┌─ DATASET ENTRIES

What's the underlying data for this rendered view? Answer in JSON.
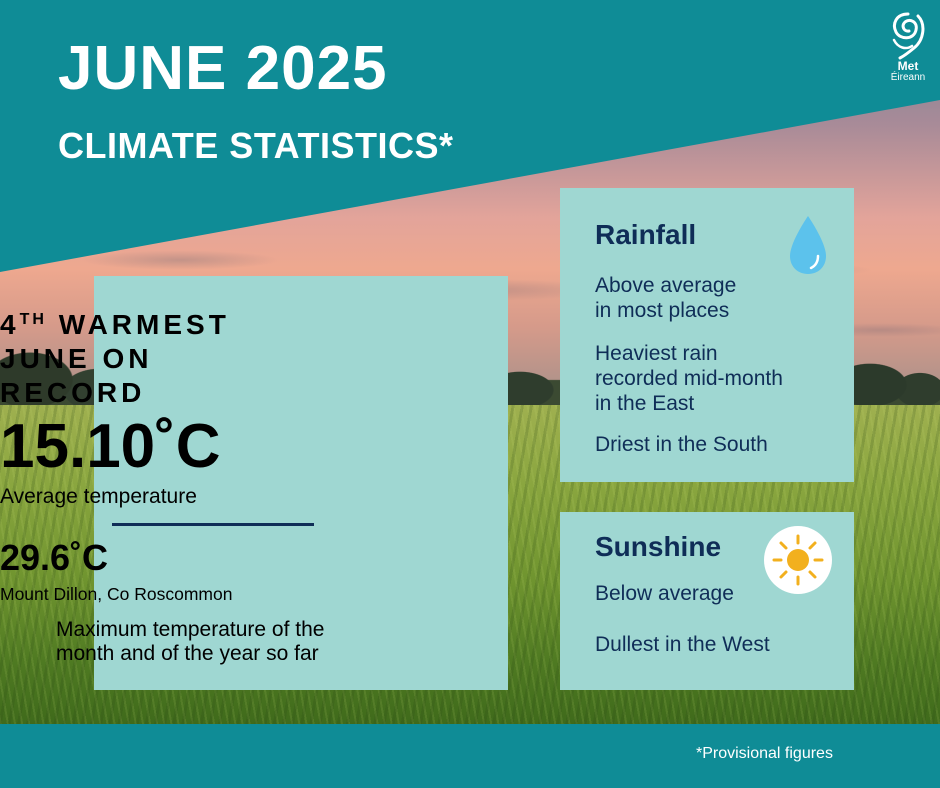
{
  "header": {
    "title": "JUNE 2025",
    "subtitle": "CLIMATE STATISTICS*",
    "logo_line1": "Met",
    "logo_line2": "Éireann",
    "logo_icon": "met-eireann-swirl-icon"
  },
  "temperature": {
    "rank_number": "4",
    "rank_suffix": "TH",
    "rank_rest": "WARMEST",
    "rank_line2": "JUNE ON",
    "rank_line3": "RECORD",
    "average_value": "15.10˚C",
    "average_label": "Average temperature",
    "max_value": "29.6˚C",
    "max_station": "Mount Dillon, Co Roscommon",
    "max_description_line1": "Maximum temperature of the",
    "max_description_line2": "month and of the year so far"
  },
  "rainfall": {
    "title": "Rainfall",
    "icon": "raindrop-icon",
    "items": [
      [
        "Above average",
        "in most places"
      ],
      [
        "Heaviest rain",
        "recorded mid-month",
        "in the East"
      ],
      [
        "Driest in the South"
      ]
    ]
  },
  "sunshine": {
    "title": "Sunshine",
    "icon": "sun-icon",
    "items": [
      "Below average",
      "Dullest in the West"
    ]
  },
  "footer": {
    "note": "*Provisional figures"
  },
  "colors": {
    "teal": "#0f8c96",
    "panel": "#9fd7d2",
    "navy": "#0f2d57",
    "sun": "#f2b01e",
    "drop": "#5cc2ec"
  }
}
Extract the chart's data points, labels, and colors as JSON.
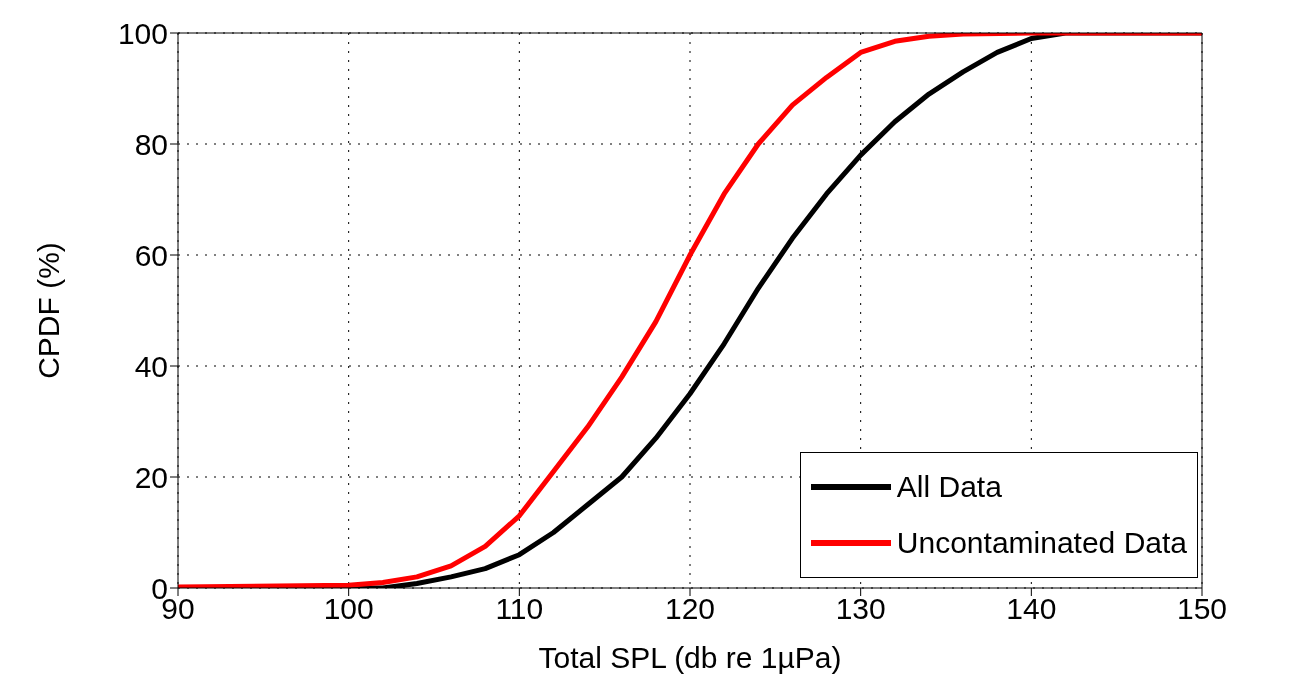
{
  "chart_data": {
    "type": "line",
    "xlabel": "Total SPL (db re 1µPa)",
    "ylabel": "CPDF (%)",
    "xlim": [
      90,
      150
    ],
    "xticks": [
      90,
      100,
      110,
      120,
      130,
      140,
      150
    ],
    "ylim": [
      0,
      100
    ],
    "yticks": [
      0,
      20,
      40,
      60,
      80,
      100
    ],
    "grid": true,
    "legend": "bottom right",
    "line_style": "solid",
    "marker": "none",
    "series": [
      {
        "name": "All Data",
        "color": "#000000",
        "x": [
          90,
          100,
          102,
          104,
          106,
          108,
          110,
          112,
          114,
          116,
          118,
          120,
          122,
          124,
          126,
          128,
          130,
          132,
          134,
          136,
          138,
          140,
          142,
          150
        ],
        "values": [
          0,
          0,
          0,
          0.8,
          2,
          3.5,
          6,
          10,
          15,
          20,
          27,
          35,
          44,
          54,
          63,
          71,
          78,
          84,
          89,
          93,
          96.5,
          99,
          100,
          100
        ]
      },
      {
        "name": "Uncontaminated Data",
        "color": "#ff0000",
        "x": [
          90,
          100,
          102,
          104,
          106,
          108,
          110,
          112,
          114,
          116,
          118,
          120,
          122,
          124,
          126,
          128,
          130,
          132,
          134,
          136,
          140,
          150
        ],
        "values": [
          0.2,
          0.5,
          1,
          2,
          4,
          7.5,
          13,
          21,
          29,
          38,
          48,
          60,
          71,
          80,
          87,
          92,
          96.5,
          98.5,
          99.4,
          99.8,
          100,
          100
        ]
      }
    ]
  }
}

└─

## [EXERCISE AIM]
Repeat the listing above exactly, with no pictures.

## [ANSWER TO THE EXERCISE]
What's the underlying data for this rendered view? Answer in JSON.
{
  "header": {
    "title": "JUNE 2025",
    "subtitle": "CLIMATE STATISTICS*",
    "logo_line1": "Met",
    "logo_line2": "Éireann",
    "logo_icon": "met-eireann-swirl-icon"
  },
  "temperature": {
    "rank_number": "4",
    "rank_suffix": "TH",
    "rank_rest": "WARMEST",
    "rank_line2": "JUNE ON",
    "rank_line3": "RECORD",
    "average_value": "15.10˚C",
    "average_label": "Average temperature",
    "max_value": "29.6˚C",
    "max_station": "Mount Dillon, Co Roscommon",
    "max_description_line1": "Maximum temperature of the",
    "max_description_line2": "month and of the year so far"
  },
  "rainfall": {
    "title": "Rainfall",
    "icon": "raindrop-icon",
    "items": [
      [
        "Above average",
        "in most places"
      ],
      [
        "Heaviest rain",
        "recorded mid-month",
        "in the East"
      ],
      [
        "Driest in the South"
      ]
    ]
  },
  "sunshine": {
    "title": "Sunshine",
    "icon": "sun-icon",
    "items": [
      "Below average",
      "Dullest in the West"
    ]
  },
  "footer": {
    "note": "*Provisional figures"
  },
  "colors": {
    "teal": "#0f8c96",
    "panel": "#9fd7d2",
    "navy": "#0f2d57",
    "sun": "#f2b01e",
    "drop": "#5cc2ec"
  }
}
Extract the chart's data points, labels, and colors as JSON.
{
  "chart_data": {
    "type": "line",
    "xlabel": "Total SPL (db re 1µPa)",
    "ylabel": "CPDF (%)",
    "xlim": [
      90,
      150
    ],
    "xticks": [
      90,
      100,
      110,
      120,
      130,
      140,
      150
    ],
    "ylim": [
      0,
      100
    ],
    "yticks": [
      0,
      20,
      40,
      60,
      80,
      100
    ],
    "grid": true,
    "legend": "bottom right",
    "line_style": "solid",
    "marker": "none",
    "series": [
      {
        "name": "All Data",
        "color": "#000000",
        "x": [
          90,
          100,
          102,
          104,
          106,
          108,
          110,
          112,
          114,
          116,
          118,
          120,
          122,
          124,
          126,
          128,
          130,
          132,
          134,
          136,
          138,
          140,
          142,
          150
        ],
        "values": [
          0,
          0,
          0,
          0.8,
          2,
          3.5,
          6,
          10,
          15,
          20,
          27,
          35,
          44,
          54,
          63,
          71,
          78,
          84,
          89,
          93,
          96.5,
          99,
          100,
          100
        ]
      },
      {
        "name": "Uncontaminated Data",
        "color": "#ff0000",
        "x": [
          90,
          100,
          102,
          104,
          106,
          108,
          110,
          112,
          114,
          116,
          118,
          120,
          122,
          124,
          126,
          128,
          130,
          132,
          134,
          136,
          140,
          150
        ],
        "values": [
          0.2,
          0.5,
          1,
          2,
          4,
          7.5,
          13,
          21,
          29,
          38,
          48,
          60,
          71,
          80,
          87,
          92,
          96.5,
          98.5,
          99.4,
          99.8,
          100,
          100
        ]
      }
    ]
  }
}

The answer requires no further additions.